Repeat each record exactly. Any picture gets left out.

** Begin Provided records **

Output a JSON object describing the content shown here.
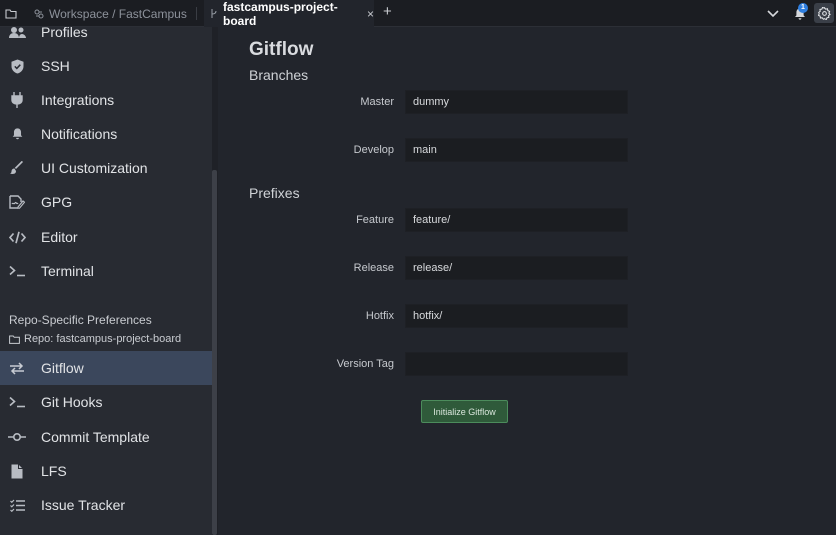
{
  "tabs": {
    "workspace_label": "Workspace / FastCampus",
    "project_label": "fastcampus-project-board",
    "close_glyph": "×",
    "add_glyph": "+"
  },
  "topbar": {
    "notification_count": "1",
    "icons": [
      "folder-icon",
      "chevron-down-icon",
      "bell-icon",
      "gear-icon"
    ]
  },
  "sidebar": {
    "global_items": [
      {
        "label": "Profiles",
        "icon": "users-icon"
      },
      {
        "label": "SSH",
        "icon": "shield-icon"
      },
      {
        "label": "Integrations",
        "icon": "plug-icon"
      },
      {
        "label": "Notifications",
        "icon": "bell-icon"
      },
      {
        "label": "UI Customization",
        "icon": "brush-icon"
      },
      {
        "label": "GPG",
        "icon": "signature-icon"
      },
      {
        "label": "Editor",
        "icon": "code-icon"
      },
      {
        "label": "Terminal",
        "icon": "terminal-icon"
      }
    ],
    "repo_section_title": "Repo-Specific Preferences",
    "repo_label": "Repo: fastcampus-project-board",
    "repo_items": [
      {
        "label": "Gitflow",
        "icon": "swap-arrows-icon",
        "active": true
      },
      {
        "label": "Git Hooks",
        "icon": "terminal-icon"
      },
      {
        "label": "Commit Template",
        "icon": "commit-icon"
      },
      {
        "label": "LFS",
        "icon": "file-icon"
      },
      {
        "label": "Issue Tracker",
        "icon": "checklist-icon"
      }
    ]
  },
  "main": {
    "title": "Gitflow",
    "branches_heading": "Branches",
    "prefixes_heading": "Prefixes",
    "fields": {
      "master": {
        "label": "Master",
        "value": "dummy"
      },
      "develop": {
        "label": "Develop",
        "value": "main"
      },
      "feature": {
        "label": "Feature",
        "value": "feature/"
      },
      "release": {
        "label": "Release",
        "value": "release/"
      },
      "hotfix": {
        "label": "Hotfix",
        "value": "hotfix/"
      },
      "version_tag": {
        "label": "Version Tag",
        "value": ""
      }
    },
    "init_button_label": "Initialize Gitflow"
  },
  "colors": {
    "active_item_bg": "#3b475c",
    "init_button_bg": "#2f5a3a",
    "badge_blue": "#2f7fe0"
  }
}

** End Provided records **

*Finished task:*
Output a JSON object describing the content shown here.
{
  "tabs": {
    "workspace_label": "Workspace / FastCampus",
    "project_label": "fastcampus-project-board",
    "close_glyph": "×",
    "add_glyph": "+"
  },
  "topbar": {
    "notification_count": "1",
    "icons": [
      "folder-icon",
      "chevron-down-icon",
      "bell-icon",
      "gear-icon"
    ]
  },
  "sidebar": {
    "global_items": [
      {
        "label": "Profiles",
        "icon": "users-icon"
      },
      {
        "label": "SSH",
        "icon": "shield-icon"
      },
      {
        "label": "Integrations",
        "icon": "plug-icon"
      },
      {
        "label": "Notifications",
        "icon": "bell-icon"
      },
      {
        "label": "UI Customization",
        "icon": "brush-icon"
      },
      {
        "label": "GPG",
        "icon": "signature-icon"
      },
      {
        "label": "Editor",
        "icon": "code-icon"
      },
      {
        "label": "Terminal",
        "icon": "terminal-icon"
      }
    ],
    "repo_section_title": "Repo-Specific Preferences",
    "repo_label": "Repo: fastcampus-project-board",
    "repo_items": [
      {
        "label": "Gitflow",
        "icon": "swap-arrows-icon",
        "active": true
      },
      {
        "label": "Git Hooks",
        "icon": "terminal-icon"
      },
      {
        "label": "Commit Template",
        "icon": "commit-icon"
      },
      {
        "label": "LFS",
        "icon": "file-icon"
      },
      {
        "label": "Issue Tracker",
        "icon": "checklist-icon"
      }
    ]
  },
  "main": {
    "title": "Gitflow",
    "branches_heading": "Branches",
    "prefixes_heading": "Prefixes",
    "fields": {
      "master": {
        "label": "Master",
        "value": "dummy"
      },
      "develop": {
        "label": "Develop",
        "value": "main"
      },
      "feature": {
        "label": "Feature",
        "value": "feature/"
      },
      "release": {
        "label": "Release",
        "value": "release/"
      },
      "hotfix": {
        "label": "Hotfix",
        "value": "hotfix/"
      },
      "version_tag": {
        "label": "Version Tag",
        "value": ""
      }
    },
    "init_button_label": "Initialize Gitflow"
  },
  "colors": {
    "active_item_bg": "#3b475c",
    "init_button_bg": "#2f5a3a",
    "badge_blue": "#2f7fe0"
  }
}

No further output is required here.